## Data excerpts
— begin —

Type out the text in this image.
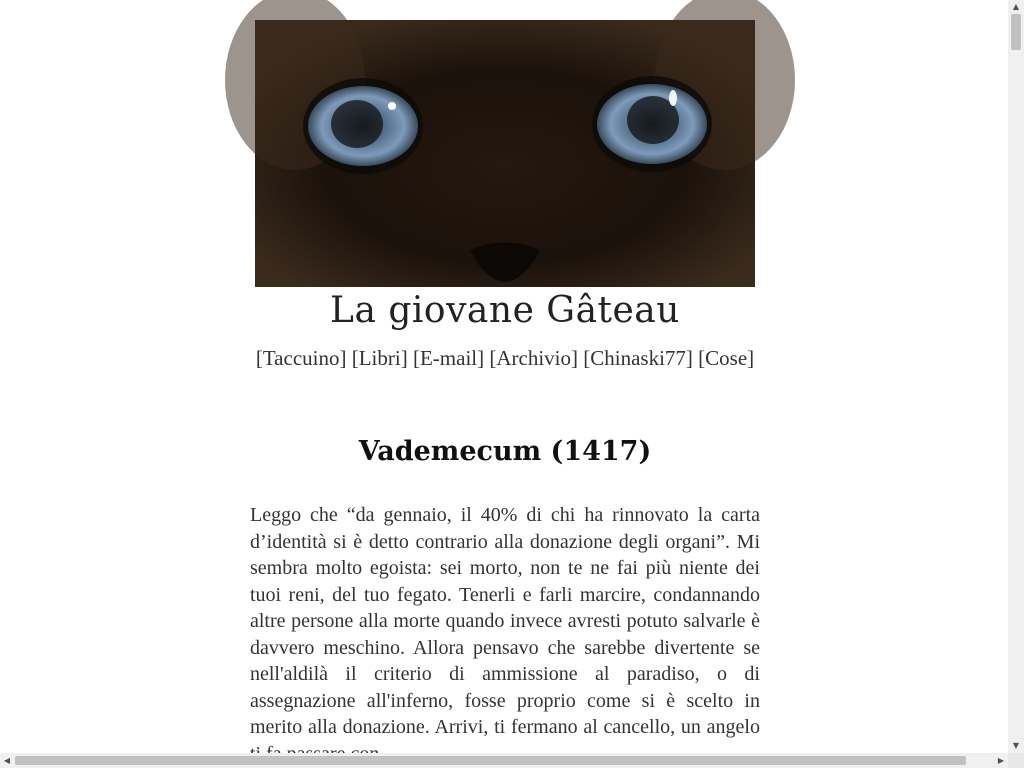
La giovane Gâteau
[Taccuino] [Libri] [E-mail] [Archivio] [Chinaski77] [Cose]
Vademecum (1417)
Leggo che “da gennaio, il 40% di chi ha rinnovato la carta d’identità si è detto contrario alla donazione degli organi”. Mi sembra molto egoista: sei morto, non te ne fai più niente dei tuoi reni, del tuo fegato. Tenerli e farli marcire, condannando altre persone alla morte quando invece avresti potuto salvarle è davvero meschino. Allora pensavo che sarebbe divertente se nell'aldilà il criterio di ammissione al paradiso, o di assegnazione all'inferno, fosse proprio come si è scelto in merito alla donazione. Arrivi, ti fermano al cancello, un angelo
▲
▼
◀	▶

— end —

## Written task
Each entry above is to be written out again unchanged, apart from the pictures, which are left out.

## Response to the task
Type out the text in this image.
La giovane Gâteau
[Taccuino] [Libri] [E-mail] [Archivio] [Chinaski77] [Cose]
Vademecum (1417)
Leggo che “da gennaio, il 40% di chi ha rinnovato la carta d’identità si è detto contrario alla donazione degli organi”. Mi sembra molto egoista: sei morto, non te ne fai più niente dei tuoi reni, del tuo fegato. Tenerli e farli marcire, condannando altre persone alla morte quando invece avresti potuto salvarle è davvero meschino. Allora pensavo che sarebbe divertente se nell'aldilà il criterio di ammissione al paradiso, o di assegnazione all'inferno, fosse proprio come si è scelto in merito alla donazione. Arrivi, ti fermano al cancello, un angelo
▲
▼
◀	▶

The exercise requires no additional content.